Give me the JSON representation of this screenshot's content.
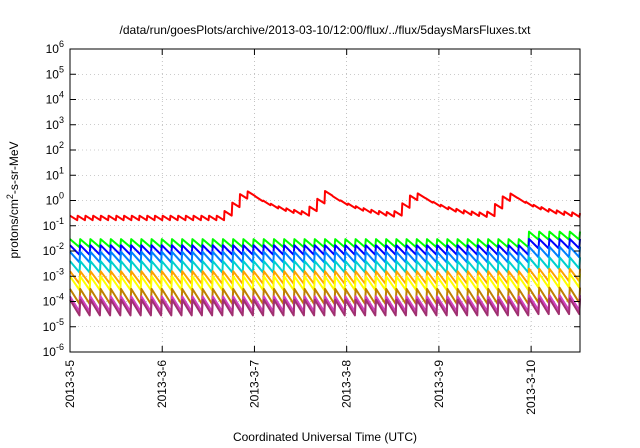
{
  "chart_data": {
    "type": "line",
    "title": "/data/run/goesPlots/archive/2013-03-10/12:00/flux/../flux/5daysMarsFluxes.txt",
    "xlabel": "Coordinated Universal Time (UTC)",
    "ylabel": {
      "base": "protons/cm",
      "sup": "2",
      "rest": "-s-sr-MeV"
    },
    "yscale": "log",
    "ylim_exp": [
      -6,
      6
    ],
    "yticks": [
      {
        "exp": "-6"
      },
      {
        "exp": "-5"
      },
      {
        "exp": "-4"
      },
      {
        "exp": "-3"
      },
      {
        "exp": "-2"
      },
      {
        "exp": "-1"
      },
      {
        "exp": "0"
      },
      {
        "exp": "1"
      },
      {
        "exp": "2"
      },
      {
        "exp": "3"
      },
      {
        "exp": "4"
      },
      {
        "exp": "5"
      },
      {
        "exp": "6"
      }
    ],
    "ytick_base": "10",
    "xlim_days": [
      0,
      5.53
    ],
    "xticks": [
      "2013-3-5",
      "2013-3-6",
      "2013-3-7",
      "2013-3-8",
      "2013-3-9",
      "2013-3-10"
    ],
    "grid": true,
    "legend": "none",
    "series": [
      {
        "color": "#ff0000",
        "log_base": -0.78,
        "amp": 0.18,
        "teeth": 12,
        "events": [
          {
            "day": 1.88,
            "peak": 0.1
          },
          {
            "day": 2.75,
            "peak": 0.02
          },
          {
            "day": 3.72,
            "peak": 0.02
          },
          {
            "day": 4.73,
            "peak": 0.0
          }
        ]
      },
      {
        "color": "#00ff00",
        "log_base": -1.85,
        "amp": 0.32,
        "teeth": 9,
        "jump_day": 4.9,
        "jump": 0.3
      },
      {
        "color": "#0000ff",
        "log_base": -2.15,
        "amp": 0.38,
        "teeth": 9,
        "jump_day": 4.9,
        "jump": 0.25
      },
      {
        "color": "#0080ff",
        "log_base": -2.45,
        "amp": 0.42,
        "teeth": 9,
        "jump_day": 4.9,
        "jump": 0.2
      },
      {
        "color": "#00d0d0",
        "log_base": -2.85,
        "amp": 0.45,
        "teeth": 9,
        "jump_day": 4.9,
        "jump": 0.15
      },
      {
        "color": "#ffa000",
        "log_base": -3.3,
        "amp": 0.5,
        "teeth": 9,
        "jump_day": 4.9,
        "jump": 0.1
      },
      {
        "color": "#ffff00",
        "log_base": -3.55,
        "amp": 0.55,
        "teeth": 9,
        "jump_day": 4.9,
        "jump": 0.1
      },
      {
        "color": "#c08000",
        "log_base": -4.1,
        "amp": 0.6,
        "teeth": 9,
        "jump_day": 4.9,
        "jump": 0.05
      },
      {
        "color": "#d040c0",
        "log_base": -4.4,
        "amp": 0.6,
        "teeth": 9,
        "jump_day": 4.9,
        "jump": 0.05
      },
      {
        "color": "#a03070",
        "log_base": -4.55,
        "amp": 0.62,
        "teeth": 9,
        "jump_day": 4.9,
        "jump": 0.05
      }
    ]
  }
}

----

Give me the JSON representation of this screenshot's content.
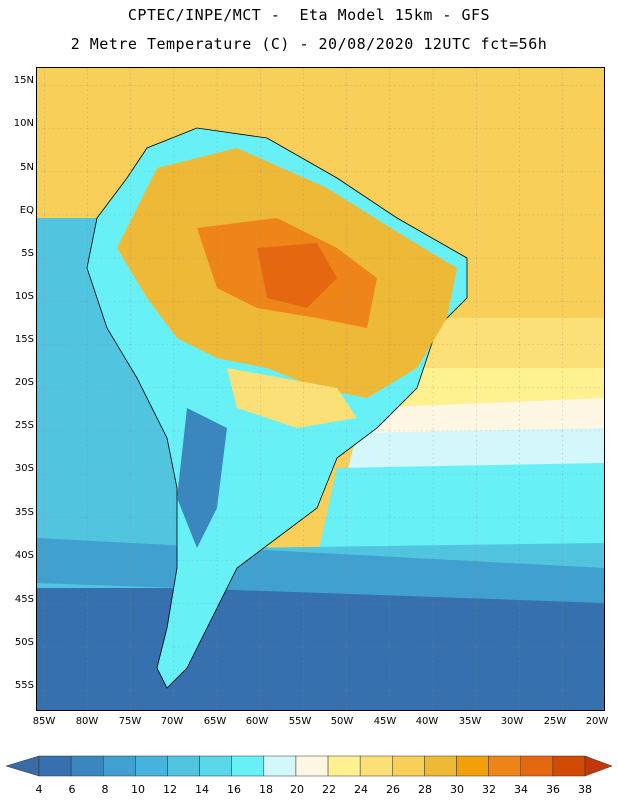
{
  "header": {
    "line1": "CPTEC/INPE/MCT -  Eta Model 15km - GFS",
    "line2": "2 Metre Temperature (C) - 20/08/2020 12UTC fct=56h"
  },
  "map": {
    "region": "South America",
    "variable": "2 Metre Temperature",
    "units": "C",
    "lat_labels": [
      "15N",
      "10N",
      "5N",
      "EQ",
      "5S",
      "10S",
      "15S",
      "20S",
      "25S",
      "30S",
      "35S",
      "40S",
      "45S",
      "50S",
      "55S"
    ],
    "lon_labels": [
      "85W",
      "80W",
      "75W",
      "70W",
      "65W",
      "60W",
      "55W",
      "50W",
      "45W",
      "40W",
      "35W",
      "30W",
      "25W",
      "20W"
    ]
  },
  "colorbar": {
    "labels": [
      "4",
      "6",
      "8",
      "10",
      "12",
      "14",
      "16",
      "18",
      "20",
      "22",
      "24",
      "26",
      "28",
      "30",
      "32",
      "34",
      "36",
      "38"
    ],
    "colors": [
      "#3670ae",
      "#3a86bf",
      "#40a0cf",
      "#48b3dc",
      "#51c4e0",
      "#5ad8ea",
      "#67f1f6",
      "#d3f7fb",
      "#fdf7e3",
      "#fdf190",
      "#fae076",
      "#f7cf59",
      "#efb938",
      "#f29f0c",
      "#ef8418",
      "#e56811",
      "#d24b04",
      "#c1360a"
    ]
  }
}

----

*Task objective:*
Count how many lines in the data above hold the string "Temperature", and give the number with no other words.

*Solution to this problem:*
2